## What is asked
From the material below, list every line containing "icon".

## Data provided
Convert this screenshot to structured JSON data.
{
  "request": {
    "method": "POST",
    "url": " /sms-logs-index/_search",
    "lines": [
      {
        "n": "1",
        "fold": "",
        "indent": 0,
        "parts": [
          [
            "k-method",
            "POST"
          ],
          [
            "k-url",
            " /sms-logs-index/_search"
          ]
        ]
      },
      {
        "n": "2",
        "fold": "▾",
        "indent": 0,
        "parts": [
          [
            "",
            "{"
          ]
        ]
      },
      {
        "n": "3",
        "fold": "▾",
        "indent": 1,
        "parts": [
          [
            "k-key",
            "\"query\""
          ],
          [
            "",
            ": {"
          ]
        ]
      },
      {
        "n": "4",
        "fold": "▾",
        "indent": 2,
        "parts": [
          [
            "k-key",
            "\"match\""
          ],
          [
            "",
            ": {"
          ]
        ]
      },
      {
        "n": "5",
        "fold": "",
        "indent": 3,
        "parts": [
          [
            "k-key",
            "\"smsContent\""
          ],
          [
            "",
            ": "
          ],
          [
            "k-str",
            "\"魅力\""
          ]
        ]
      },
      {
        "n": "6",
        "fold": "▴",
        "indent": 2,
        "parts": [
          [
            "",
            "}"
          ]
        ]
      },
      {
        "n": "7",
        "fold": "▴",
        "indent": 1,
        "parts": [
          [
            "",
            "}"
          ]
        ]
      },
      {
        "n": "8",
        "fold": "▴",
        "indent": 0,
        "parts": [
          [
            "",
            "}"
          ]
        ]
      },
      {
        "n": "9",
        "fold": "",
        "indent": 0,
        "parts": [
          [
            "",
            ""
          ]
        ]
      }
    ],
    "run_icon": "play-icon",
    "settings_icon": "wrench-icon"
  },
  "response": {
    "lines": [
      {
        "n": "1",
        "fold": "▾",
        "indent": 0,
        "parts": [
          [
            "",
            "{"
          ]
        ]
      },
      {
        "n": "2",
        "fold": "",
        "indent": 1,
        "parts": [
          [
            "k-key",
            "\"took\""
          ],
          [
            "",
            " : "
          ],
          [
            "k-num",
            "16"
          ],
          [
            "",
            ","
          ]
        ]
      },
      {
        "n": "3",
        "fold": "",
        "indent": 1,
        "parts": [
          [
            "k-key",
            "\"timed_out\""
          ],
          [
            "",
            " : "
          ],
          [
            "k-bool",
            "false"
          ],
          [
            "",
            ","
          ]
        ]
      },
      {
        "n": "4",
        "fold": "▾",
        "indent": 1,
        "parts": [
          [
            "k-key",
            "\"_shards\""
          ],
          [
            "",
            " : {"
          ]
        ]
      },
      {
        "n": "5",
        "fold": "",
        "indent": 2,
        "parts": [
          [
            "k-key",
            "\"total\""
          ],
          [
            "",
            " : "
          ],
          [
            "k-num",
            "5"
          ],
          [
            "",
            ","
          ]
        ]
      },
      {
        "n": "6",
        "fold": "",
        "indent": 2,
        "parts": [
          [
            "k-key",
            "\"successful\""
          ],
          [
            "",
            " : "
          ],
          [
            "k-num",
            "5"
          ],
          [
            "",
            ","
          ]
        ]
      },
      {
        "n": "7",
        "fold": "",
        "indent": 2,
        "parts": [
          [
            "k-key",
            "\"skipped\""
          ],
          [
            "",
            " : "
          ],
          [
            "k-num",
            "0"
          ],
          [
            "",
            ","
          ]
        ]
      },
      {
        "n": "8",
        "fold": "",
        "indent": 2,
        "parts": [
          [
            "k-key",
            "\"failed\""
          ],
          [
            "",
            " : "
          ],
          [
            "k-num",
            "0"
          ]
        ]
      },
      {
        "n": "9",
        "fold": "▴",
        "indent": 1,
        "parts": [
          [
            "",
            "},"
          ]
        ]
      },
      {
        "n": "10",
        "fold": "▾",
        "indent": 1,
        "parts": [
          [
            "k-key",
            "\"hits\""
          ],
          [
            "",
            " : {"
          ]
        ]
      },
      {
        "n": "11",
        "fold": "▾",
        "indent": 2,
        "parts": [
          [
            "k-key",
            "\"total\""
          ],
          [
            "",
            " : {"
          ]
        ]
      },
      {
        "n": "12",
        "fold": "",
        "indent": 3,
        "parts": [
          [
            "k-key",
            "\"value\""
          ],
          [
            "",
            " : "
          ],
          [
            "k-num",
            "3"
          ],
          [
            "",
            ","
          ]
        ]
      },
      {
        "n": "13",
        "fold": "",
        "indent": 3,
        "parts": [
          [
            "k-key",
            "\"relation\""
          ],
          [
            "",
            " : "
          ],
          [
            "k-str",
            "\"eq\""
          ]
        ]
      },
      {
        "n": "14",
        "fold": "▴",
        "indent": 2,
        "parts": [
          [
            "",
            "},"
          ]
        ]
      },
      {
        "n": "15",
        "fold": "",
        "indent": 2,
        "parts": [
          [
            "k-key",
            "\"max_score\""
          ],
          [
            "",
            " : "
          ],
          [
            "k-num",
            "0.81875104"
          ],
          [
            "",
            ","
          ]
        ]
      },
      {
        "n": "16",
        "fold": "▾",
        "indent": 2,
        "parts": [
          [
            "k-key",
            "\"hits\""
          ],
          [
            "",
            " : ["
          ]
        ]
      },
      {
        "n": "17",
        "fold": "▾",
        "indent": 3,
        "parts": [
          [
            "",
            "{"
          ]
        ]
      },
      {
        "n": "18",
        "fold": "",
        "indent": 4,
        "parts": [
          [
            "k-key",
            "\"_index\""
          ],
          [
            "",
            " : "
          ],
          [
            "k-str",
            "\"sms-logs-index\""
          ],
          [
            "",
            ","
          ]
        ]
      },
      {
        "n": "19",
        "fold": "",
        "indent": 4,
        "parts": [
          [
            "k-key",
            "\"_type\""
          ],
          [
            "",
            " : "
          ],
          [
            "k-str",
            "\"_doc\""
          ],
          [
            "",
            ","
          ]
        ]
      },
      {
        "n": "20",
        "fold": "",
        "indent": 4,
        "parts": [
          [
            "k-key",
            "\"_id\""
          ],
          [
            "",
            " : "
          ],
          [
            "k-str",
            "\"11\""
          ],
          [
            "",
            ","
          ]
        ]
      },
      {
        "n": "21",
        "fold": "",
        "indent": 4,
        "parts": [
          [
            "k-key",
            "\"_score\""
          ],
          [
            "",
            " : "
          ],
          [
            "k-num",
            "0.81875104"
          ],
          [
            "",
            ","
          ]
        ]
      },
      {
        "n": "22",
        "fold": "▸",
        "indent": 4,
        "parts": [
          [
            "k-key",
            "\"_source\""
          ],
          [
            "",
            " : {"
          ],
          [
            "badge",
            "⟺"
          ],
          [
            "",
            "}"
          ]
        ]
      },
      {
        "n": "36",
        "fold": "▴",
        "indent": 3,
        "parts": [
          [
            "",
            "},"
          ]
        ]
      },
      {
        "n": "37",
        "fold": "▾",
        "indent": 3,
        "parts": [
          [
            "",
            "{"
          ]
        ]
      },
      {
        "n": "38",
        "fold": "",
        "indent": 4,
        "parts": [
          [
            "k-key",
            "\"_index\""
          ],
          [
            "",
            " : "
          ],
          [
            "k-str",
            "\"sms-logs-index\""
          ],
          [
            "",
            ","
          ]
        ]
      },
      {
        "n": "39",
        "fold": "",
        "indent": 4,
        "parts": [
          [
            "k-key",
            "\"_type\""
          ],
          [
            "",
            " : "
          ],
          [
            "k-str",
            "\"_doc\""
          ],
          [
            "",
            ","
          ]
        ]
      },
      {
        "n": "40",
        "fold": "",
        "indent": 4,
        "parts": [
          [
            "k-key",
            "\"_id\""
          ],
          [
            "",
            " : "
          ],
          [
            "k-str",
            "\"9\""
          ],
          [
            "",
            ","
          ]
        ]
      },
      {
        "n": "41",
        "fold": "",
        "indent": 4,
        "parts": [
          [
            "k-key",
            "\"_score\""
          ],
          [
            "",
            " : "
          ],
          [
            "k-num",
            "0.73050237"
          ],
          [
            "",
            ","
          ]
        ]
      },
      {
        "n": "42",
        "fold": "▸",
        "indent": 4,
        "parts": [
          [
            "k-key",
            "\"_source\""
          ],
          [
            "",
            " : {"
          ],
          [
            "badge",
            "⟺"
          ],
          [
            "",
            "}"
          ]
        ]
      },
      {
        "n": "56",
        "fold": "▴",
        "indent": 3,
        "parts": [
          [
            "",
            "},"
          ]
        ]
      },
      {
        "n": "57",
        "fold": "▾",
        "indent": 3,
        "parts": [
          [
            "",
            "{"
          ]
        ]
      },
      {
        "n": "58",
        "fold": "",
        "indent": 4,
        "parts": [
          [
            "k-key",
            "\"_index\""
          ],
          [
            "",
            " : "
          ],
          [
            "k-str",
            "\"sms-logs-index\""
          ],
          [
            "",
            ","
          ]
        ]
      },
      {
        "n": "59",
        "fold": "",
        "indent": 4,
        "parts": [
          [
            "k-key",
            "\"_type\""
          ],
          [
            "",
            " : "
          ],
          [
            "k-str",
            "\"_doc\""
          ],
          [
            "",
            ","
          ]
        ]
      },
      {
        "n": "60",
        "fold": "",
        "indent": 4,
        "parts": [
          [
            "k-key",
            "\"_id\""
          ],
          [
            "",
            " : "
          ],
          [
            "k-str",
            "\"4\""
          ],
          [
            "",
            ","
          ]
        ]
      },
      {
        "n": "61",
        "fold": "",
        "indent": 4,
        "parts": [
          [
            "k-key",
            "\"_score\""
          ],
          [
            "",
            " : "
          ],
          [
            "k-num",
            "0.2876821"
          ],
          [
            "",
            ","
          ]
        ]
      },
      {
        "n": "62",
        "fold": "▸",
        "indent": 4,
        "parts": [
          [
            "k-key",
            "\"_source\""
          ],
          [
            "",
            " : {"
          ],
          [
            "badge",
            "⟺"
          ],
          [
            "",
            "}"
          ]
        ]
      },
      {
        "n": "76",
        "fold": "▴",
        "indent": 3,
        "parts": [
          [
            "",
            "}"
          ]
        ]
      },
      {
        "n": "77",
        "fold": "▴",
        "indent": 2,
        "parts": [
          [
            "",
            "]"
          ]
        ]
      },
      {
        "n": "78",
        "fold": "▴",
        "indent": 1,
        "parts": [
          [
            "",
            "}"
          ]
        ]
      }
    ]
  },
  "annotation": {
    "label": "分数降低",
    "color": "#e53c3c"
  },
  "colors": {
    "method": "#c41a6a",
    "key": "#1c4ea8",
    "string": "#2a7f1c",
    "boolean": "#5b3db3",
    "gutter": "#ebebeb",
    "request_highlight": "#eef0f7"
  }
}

## Exercise output
    "run_icon": "play-icon",
    "settings_icon": "wrench-icon"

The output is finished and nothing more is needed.